**Description of the task**
Every record that follows must be duplicated exactly, with images left out.

[Saved entries]

*-*-*

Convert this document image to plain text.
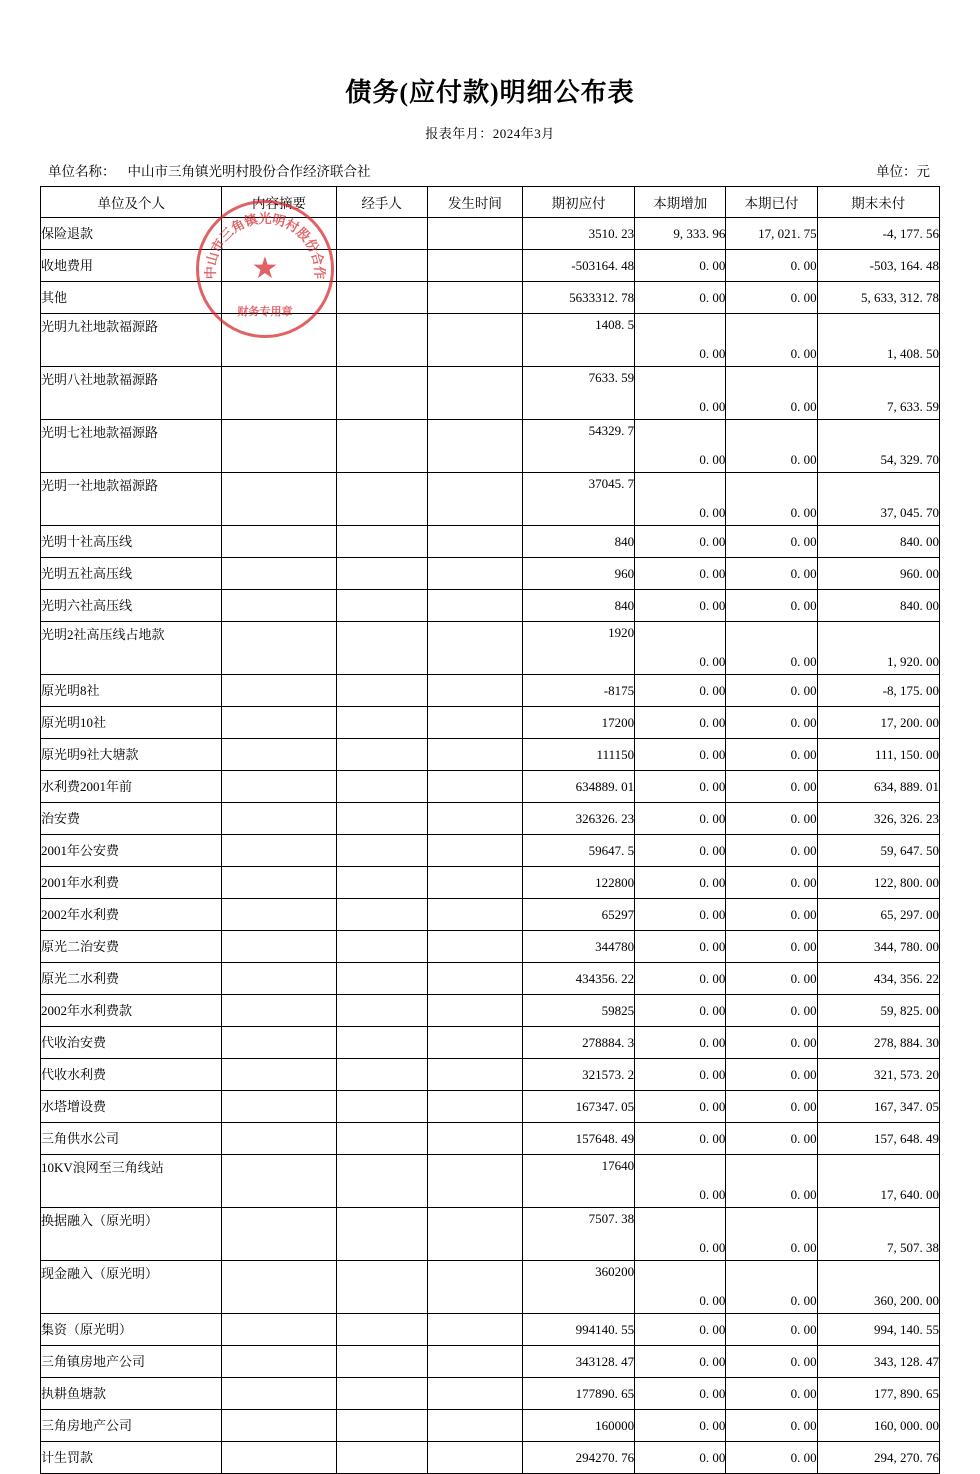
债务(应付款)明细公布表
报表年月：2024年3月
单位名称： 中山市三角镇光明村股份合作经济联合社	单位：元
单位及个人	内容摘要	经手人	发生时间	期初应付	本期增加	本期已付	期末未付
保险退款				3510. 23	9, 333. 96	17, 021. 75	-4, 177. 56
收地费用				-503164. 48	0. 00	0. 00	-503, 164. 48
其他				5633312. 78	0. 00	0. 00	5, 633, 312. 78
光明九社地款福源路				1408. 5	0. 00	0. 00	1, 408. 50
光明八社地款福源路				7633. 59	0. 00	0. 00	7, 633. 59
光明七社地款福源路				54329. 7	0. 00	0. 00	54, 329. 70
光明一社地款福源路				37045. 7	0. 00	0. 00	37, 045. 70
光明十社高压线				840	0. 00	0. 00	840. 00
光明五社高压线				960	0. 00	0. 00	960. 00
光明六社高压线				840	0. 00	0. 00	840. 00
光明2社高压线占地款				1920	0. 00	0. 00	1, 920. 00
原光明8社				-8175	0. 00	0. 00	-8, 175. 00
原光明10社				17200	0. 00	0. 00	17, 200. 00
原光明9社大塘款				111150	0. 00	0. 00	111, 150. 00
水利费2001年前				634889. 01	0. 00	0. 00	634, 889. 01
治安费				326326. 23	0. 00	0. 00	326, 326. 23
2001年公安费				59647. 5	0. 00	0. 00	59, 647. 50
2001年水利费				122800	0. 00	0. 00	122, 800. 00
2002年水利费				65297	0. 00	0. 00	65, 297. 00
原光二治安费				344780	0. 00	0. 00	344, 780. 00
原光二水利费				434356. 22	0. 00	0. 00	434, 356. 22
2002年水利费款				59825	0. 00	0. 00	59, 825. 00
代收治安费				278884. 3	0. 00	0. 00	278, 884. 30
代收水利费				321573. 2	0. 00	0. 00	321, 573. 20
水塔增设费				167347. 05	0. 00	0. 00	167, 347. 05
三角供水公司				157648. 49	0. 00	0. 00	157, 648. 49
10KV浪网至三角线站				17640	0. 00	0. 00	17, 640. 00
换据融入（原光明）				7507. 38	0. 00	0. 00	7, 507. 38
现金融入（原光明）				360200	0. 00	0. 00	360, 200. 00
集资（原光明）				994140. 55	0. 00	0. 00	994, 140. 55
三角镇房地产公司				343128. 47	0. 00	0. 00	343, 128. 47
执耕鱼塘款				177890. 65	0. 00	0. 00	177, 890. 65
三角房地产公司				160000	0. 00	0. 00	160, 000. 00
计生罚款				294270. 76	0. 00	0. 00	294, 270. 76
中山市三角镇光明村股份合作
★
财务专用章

*-*-*

**Correct response**
Convert this document image to plain text.
债务(应付款)明细公布表
报表年月：2024年3月
单位名称： 中山市三角镇光明村股份合作经济联合社	单位：元
单位及个人	内容摘要	经手人	发生时间	期初应付	本期增加	本期已付	期末未付
保险退款				3510. 23	9, 333. 96	17, 021. 75	-4, 177. 56
收地费用				-503164. 48	0. 00	0. 00	-503, 164. 48
其他				5633312. 78	0. 00	0. 00	5, 633, 312. 78
光明九社地款福源路				1408. 5	0. 00	0. 00	1, 408. 50
光明八社地款福源路				7633. 59	0. 00	0. 00	7, 633. 59
光明七社地款福源路				54329. 7	0. 00	0. 00	54, 329. 70
光明一社地款福源路				37045. 7	0. 00	0. 00	37, 045. 70
光明十社高压线				840	0. 00	0. 00	840. 00
光明五社高压线				960	0. 00	0. 00	960. 00
光明六社高压线				840	0. 00	0. 00	840. 00
光明2社高压线占地款				1920	0. 00	0. 00	1, 920. 00
原光明8社				-8175	0. 00	0. 00	-8, 175. 00
原光明10社				17200	0. 00	0. 00	17, 200. 00
原光明9社大塘款				111150	0. 00	0. 00	111, 150. 00
水利费2001年前				634889. 01	0. 00	0. 00	634, 889. 01
治安费				326326. 23	0. 00	0. 00	326, 326. 23
2001年公安费				59647. 5	0. 00	0. 00	59, 647. 50
2001年水利费				122800	0. 00	0. 00	122, 800. 00
2002年水利费				65297	0. 00	0. 00	65, 297. 00
原光二治安费				344780	0. 00	0. 00	344, 780. 00
原光二水利费				434356. 22	0. 00	0. 00	434, 356. 22
2002年水利费款				59825	0. 00	0. 00	59, 825. 00
代收治安费				278884. 3	0. 00	0. 00	278, 884. 30
代收水利费				321573. 2	0. 00	0. 00	321, 573. 20
水塔增设费				167347. 05	0. 00	0. 00	167, 347. 05
三角供水公司				157648. 49	0. 00	0. 00	157, 648. 49
10KV浪网至三角线站				17640	0. 00	0. 00	17, 640. 00
换据融入（原光明）				7507. 38	0. 00	0. 00	7, 507. 38
现金融入（原光明）				360200	0. 00	0. 00	360, 200. 00
集资（原光明）				994140. 55	0. 00	0. 00	994, 140. 55
三角镇房地产公司				343128. 47	0. 00	0. 00	343, 128. 47
执耕鱼塘款				177890. 65	0. 00	0. 00	177, 890. 65
三角房地产公司				160000	0. 00	0. 00	160, 000. 00
计生罚款				294270. 76	0. 00	0. 00	294, 270. 76
中山市三角镇光明村股份合作
★
财务专用章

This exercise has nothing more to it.